EXERCISE AIM: Look down the entries below and report how many lines hold the string "Fertilization"; write nothing else.

INPUT MATERIAL:
===============

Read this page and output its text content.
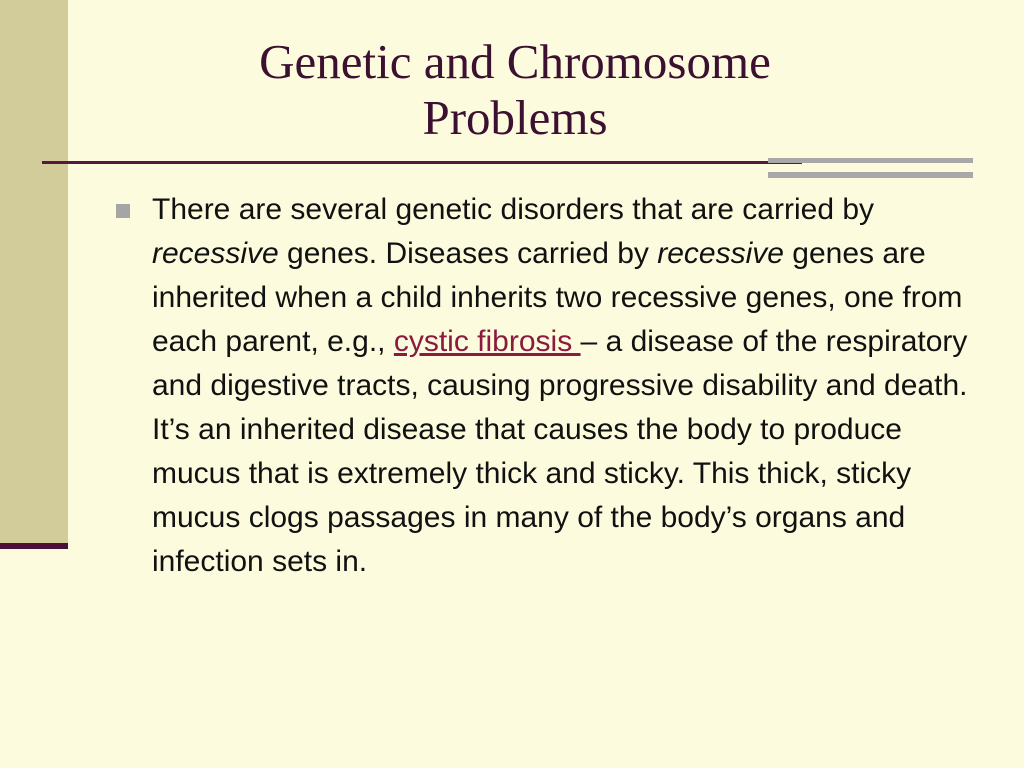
Genetic and Chromosome
Problems

There are several genetic disorders that are carried by recessive genes. Diseases carried by recessive genes are inherited when a child inherits two recessive genes, one from each parent, e.g., cystic fibrosis – a disease of the respiratory and digestive tracts, causing progressive disability and death. It’s an inherited disease that causes the body to produce mucus that is extremely thick and sticky. This thick, sticky mucus clogs passages in many of the body’s organs and infection sets in.
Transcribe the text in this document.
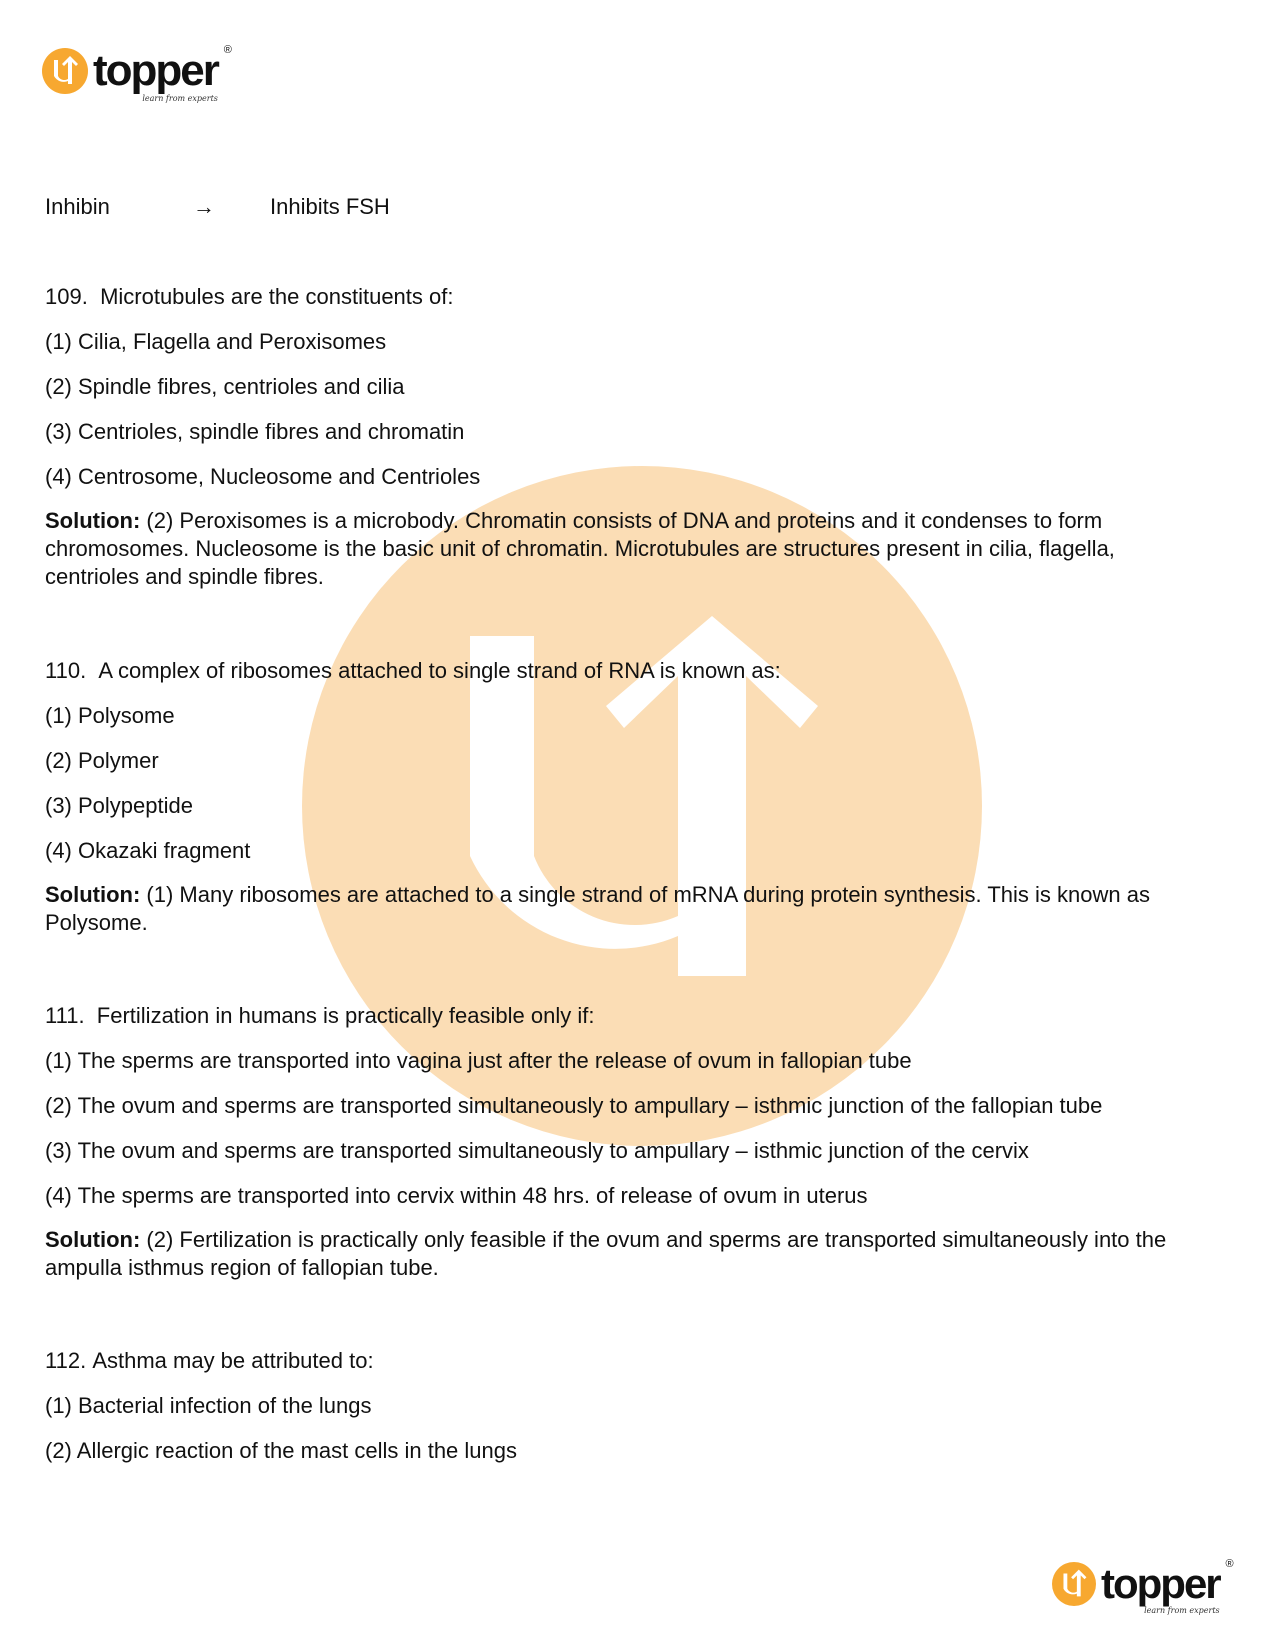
topper ®
learn from experts
Inhibin	→	Inhibits FSH
109. Microtubules are the constituents of:
(1) Cilia, Flagella and Peroxisomes
(2) Spindle fibres, centrioles and cilia
(3) Centrioles, spindle fibres and chromatin
(4) Centrosome, Nucleosome and Centrioles
Solution: (2) Peroxisomes is a microbody. Chromatin consists of DNA and proteins and it condenses to form chromosomes. Nucleosome is the basic unit of chromatin. Microtubules are structures present in cilia, flagella, centrioles and spindle fibres.
110. A complex of ribosomes attached to single strand of RNA is known as:
(1) Polysome
(2) Polymer
(3) Polypeptide
(4) Okazaki fragment
Solution: (1) Many ribosomes are attached to a single strand of mRNA during protein synthesis. This is known as Polysome.
111. Fertilization in humans is practically feasible only if:
(1) The sperms are transported into vagina just after the release of ovum in fallopian tube
(2) The ovum and sperms are transported simultaneously to ampullary – isthmic junction of the fallopian tube
(3) The ovum and sperms are transported simultaneously to ampullary – isthmic junction of the cervix
(4) The sperms are transported into cervix within 48 hrs. of release of ovum in uterus
Solution: (2) Fertilization is practically only feasible if the ovum and sperms are transported simultaneously into the ampulla isthmus region of fallopian tube.
112. Asthma may be attributed to:
(1) Bacterial infection of the lungs
(2) Allergic reaction of the mast cells in the lungs
topper ®
learn from experts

===============

PROBLEM SOLUTION: 2